» WHAT IS EXPECTED
Here are some records; copy every line that holds the word "Bresse".

» Dataset entries
○ ○ ○
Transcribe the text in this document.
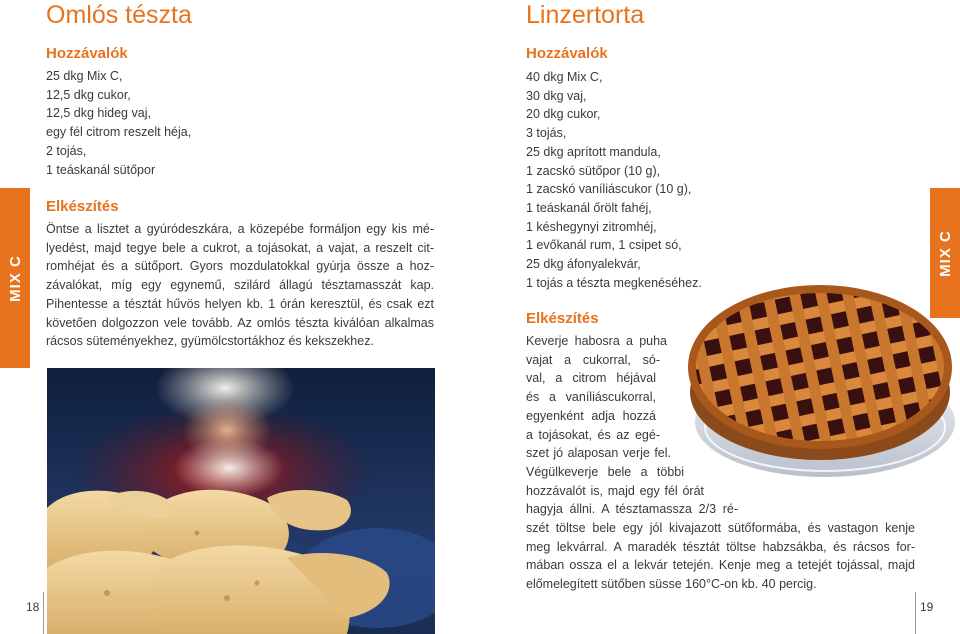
MIX C
Omlós tészta
Hozzávalók
25 dkg Mix C,
12,5 dkg cukor,
12,5 dkg hideg vaj,
egy fél citrom reszelt héja,
2 tojás,
1 teáskanál sütőpor
Elkészítés
Öntse a lisztet a gyúródeszkára, a közepébe formáljon egy kis mé-
lyedést, majd tegye bele a cukrot, a tojásokat, a vajat, a reszelt cit-
romhéjat és a sütőport. Gyors mozdulatokkal gyúrja össze a hoz-
závalókat, míg egy egynemű, szilárd állagú tésztamasszát kap.
Pihentesse a tésztát hűvös helyen kb. 1 órán keresztül, és csak ezt
követően dolgozzon vele tovább. Az omlós tészta kiválóan alkalmas
rácsos süteményekhez, gyümölcstortákhoz és kekszekhez.
18
Linzertorta
Hozzávalók
40 dkg Mix C,
30 dkg vaj,
20 dkg cukor,
3 tojás,
25 dkg aprított mandula,
1 zacskó sütőpor (10 g),
1 zacskó vaníliáscukor (10 g),
1 teáskanál őrölt fahéj,
1 késhegynyi zitromhéj,
1 evőkanál rum, 1 csipet só,
25 dkg áfonyalekvár,
1 tojás a tészta megkenéséhez.
Elkészítés
Keverje habosra a puha
vajat a cukorral, só-
val, a citrom héjával
és a vaníliáscukorral,
egyenként adja hozzá
a tojásokat, és az egé-
szet jó alaposan verje fel.
Végülkeverje bele a többi
hozzávalót is, majd egy fél órát
hagyja állni. A tésztamassza 2/3 ré-
szét töltse bele egy jól kivajazott sütőformába, és vastagon kenje
meg lekvárral. A maradék tésztát töltse habzsákba, és rácsos for-
mában ossza el a lekvár tetején. Kenje meg a tetejét tojással, majd
előmelegített sütőben süsse 160°C-on kb. 40 percig.
MIX C
19
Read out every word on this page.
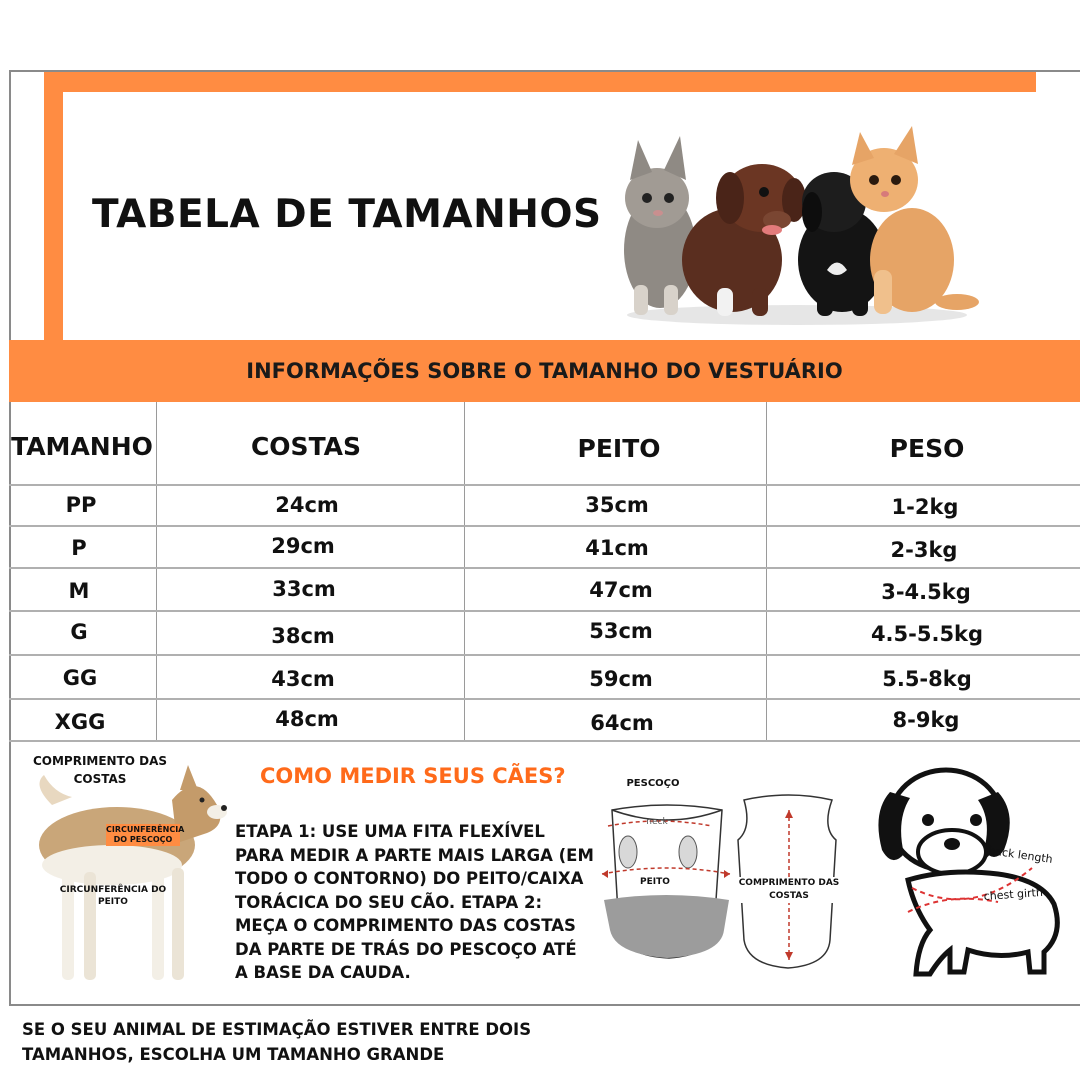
TABELA DE TAMANHOS
INFORMAÇÕES SOBRE O TAMANHO DO VESTUÁRIO
TAMANHO	COSTAS	PEITO	PESO
PP	24cm	35cm	1-2kg
P	29cm	41cm	2-3kg
M	33cm	47cm	3-4.5kg
G	38cm	53cm	4.5-5.5kg
GG	43cm	59cm	5.5-8kg
XGG	48cm	64cm	8-9kg
COMPRIMENTO DAS COSTAS
CIRCUNFERÊNCIA DO PESCOÇO
CIRCUNFERÊNCIA DO PEITO
COMO MEDIR SEUS CÃES?
ETAPA 1: USE UMA FITA FLEXÍVEL PARA MEDIR A PARTE MAIS LARGA (EM TODO O CONTORNO) DO PEITO/CAIXA TORÁCICA DO SEU CÃO. ETAPA 2: MEÇA O COMPRIMENTO DAS COSTAS DA PARTE DE TRÁS DO PESCOÇO ATÉ A BASE DA CAUDA.
PESCOÇO
neck
PEITO	COMPRIMENTO DAS COSTAS
back length
chest girth
SE O SEU ANIMAL DE ESTIMAÇÃO ESTIVER ENTRE DOIS TAMANHOS, ESCOLHA UM TAMANHO GRANDE
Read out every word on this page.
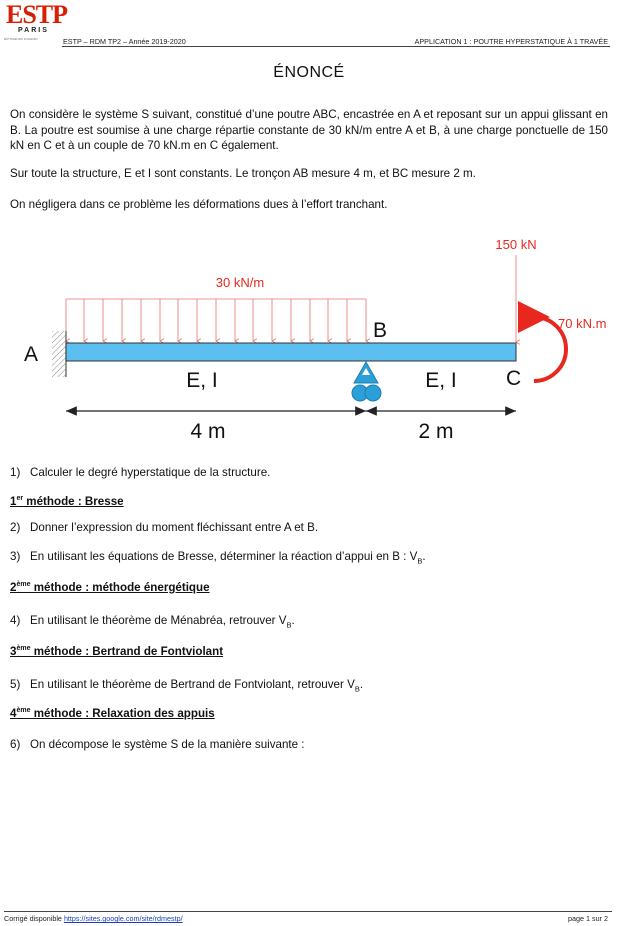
ESTP
PARIS
BÂTISSEURS D'AVENIR	ESTP – RDM TP2 – Année 2019-2020	APPLICATION 1 : POUTRE HYPERSTATIQUE À 1 TRAVÉE
ÉNONCÉ
On considère le système S suivant, constitué d’une poutre ABC, encastrée en A et reposant sur un appui glissant en B. La poutre est soumise à une charge répartie constante de 30 kN/m entre A et B, à une charge ponctuelle de 150 kN en C et à un couple de 70 kN.m en C également.
Sur toute la structure, E et I sont constants. Le tronçon AB mesure 4 m, et BC mesure 2 m.
On négligera dans ce problème les déformations dues à l’effort tranchant.
30 kN/m
150 kN
70 kN.m
A
B
C
E, I	E, I
4 m	2 m
1) Calculer le degré hyperstatique de la structure.
1er méthode : Bresse
2) Donner l’expression du moment fléchissant entre A et B.
3) En utilisant les équations de Bresse, déterminer la réaction d’appui en B : $V_B$.
2ème méthode : méthode énergétique
4) En utilisant le théorème de Ménabréa, retrouver $V_B$.
3ème méthode : Bertrand de Fontviolant
5) En utilisant le théorème de Bertrand de Fontviolant, retrouver $V_B$.
4ème méthode : Relaxation des appuis
6) On décompose le système S de la manière suivante :
Corrigé disponible https://sites.google.com/site/rdmestp/	page 1 sur 2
○ ○ ○
» TASK OUTPUT
1er méthode : Bresse
3) En utilisant les équations de Bresse, déterminer la réaction d’appui en B : $V_B$.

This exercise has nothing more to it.